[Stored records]
┌──
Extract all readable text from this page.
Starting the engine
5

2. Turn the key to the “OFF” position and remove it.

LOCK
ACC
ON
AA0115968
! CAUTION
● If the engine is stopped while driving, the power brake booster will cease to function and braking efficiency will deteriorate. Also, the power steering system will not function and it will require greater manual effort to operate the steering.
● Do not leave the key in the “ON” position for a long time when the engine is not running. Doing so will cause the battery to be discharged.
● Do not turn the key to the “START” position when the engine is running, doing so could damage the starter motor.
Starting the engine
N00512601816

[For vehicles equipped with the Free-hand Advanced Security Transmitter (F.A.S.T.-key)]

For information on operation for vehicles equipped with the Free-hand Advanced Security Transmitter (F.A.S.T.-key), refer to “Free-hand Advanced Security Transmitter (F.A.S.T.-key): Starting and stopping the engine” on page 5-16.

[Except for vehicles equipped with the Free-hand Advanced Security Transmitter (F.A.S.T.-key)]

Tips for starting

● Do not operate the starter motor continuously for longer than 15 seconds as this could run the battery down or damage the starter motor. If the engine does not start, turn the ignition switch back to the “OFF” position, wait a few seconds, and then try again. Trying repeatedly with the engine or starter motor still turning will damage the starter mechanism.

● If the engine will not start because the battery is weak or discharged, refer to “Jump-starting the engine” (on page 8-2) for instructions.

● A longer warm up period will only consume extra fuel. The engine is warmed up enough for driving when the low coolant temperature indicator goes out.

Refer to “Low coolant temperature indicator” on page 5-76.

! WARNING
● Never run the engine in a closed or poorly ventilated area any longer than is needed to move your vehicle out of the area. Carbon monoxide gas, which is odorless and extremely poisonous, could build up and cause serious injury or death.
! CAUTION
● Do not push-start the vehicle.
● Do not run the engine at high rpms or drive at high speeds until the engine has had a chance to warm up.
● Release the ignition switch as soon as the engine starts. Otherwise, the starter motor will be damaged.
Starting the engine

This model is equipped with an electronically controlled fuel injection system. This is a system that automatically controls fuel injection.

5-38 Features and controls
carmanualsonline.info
└──
┌──
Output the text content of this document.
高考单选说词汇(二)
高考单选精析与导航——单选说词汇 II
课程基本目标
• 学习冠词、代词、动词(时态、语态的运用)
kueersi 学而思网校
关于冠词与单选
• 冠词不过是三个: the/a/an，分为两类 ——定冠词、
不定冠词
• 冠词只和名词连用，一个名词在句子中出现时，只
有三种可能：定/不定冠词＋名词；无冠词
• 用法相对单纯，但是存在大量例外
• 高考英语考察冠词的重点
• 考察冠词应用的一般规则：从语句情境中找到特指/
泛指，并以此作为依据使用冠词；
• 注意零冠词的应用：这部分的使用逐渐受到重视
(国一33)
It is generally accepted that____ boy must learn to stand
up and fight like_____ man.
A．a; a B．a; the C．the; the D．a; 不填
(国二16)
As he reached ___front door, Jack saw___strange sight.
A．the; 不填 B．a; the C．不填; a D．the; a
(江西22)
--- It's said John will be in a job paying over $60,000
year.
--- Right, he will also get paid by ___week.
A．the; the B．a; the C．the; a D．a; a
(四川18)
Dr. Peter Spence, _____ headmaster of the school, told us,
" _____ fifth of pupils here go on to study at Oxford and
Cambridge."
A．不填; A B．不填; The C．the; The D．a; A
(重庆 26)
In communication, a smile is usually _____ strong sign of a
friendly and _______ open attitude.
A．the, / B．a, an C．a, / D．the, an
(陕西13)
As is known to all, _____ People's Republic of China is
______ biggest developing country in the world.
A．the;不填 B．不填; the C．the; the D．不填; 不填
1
└──
_Written exercise_. Determine the number of lines in the data that contain "temperature" as a word or string, and state only that number.

_Finished answer_. 2